**THE REQUEST:** Make a verbatim copy of the entries below; pictures stay out.

**DATA TO USE:**
====================

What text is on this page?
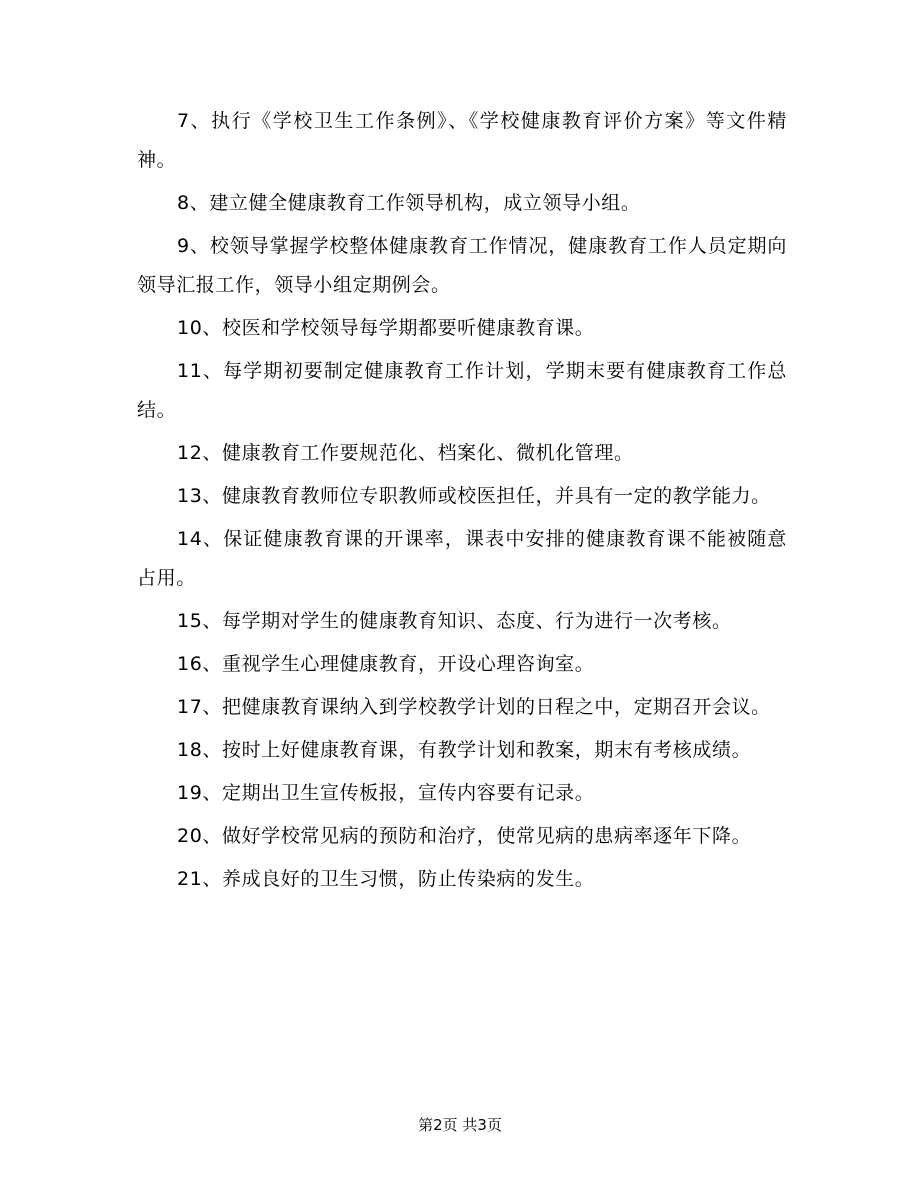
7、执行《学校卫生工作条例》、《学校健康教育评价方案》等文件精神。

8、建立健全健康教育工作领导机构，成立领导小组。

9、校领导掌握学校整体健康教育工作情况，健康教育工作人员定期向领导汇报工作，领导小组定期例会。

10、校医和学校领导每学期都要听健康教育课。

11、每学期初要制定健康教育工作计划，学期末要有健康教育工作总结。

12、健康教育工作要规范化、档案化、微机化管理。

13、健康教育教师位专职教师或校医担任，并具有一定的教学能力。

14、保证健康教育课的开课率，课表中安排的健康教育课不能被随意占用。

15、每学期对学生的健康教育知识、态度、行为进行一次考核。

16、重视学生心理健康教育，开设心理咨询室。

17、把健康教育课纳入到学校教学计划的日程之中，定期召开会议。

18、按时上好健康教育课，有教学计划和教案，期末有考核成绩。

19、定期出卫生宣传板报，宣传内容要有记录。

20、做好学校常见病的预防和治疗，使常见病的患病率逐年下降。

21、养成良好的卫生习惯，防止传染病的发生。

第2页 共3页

====================

**SOLVED EXERCISE:**
What text is on this page?
7、执行《学校卫生工作条例》、《学校健康教育评价方案》等文件精神。

8、建立健全健康教育工作领导机构，成立领导小组。

9、校领导掌握学校整体健康教育工作情况，健康教育工作人员定期向领导汇报工作，领导小组定期例会。

10、校医和学校领导每学期都要听健康教育课。

11、每学期初要制定健康教育工作计划，学期末要有健康教育工作总结。

12、健康教育工作要规范化、档案化、微机化管理。

13、健康教育教师位专职教师或校医担任，并具有一定的教学能力。

14、保证健康教育课的开课率，课表中安排的健康教育课不能被随意占用。

15、每学期对学生的健康教育知识、态度、行为进行一次考核。

16、重视学生心理健康教育，开设心理咨询室。

17、把健康教育课纳入到学校教学计划的日程之中，定期召开会议。

18、按时上好健康教育课，有教学计划和教案，期末有考核成绩。

19、定期出卫生宣传板报，宣传内容要有记录。

20、做好学校常见病的预防和治疗，使常见病的患病率逐年下降。

21、养成良好的卫生习惯，防止传染病的发生。

第2页 共3页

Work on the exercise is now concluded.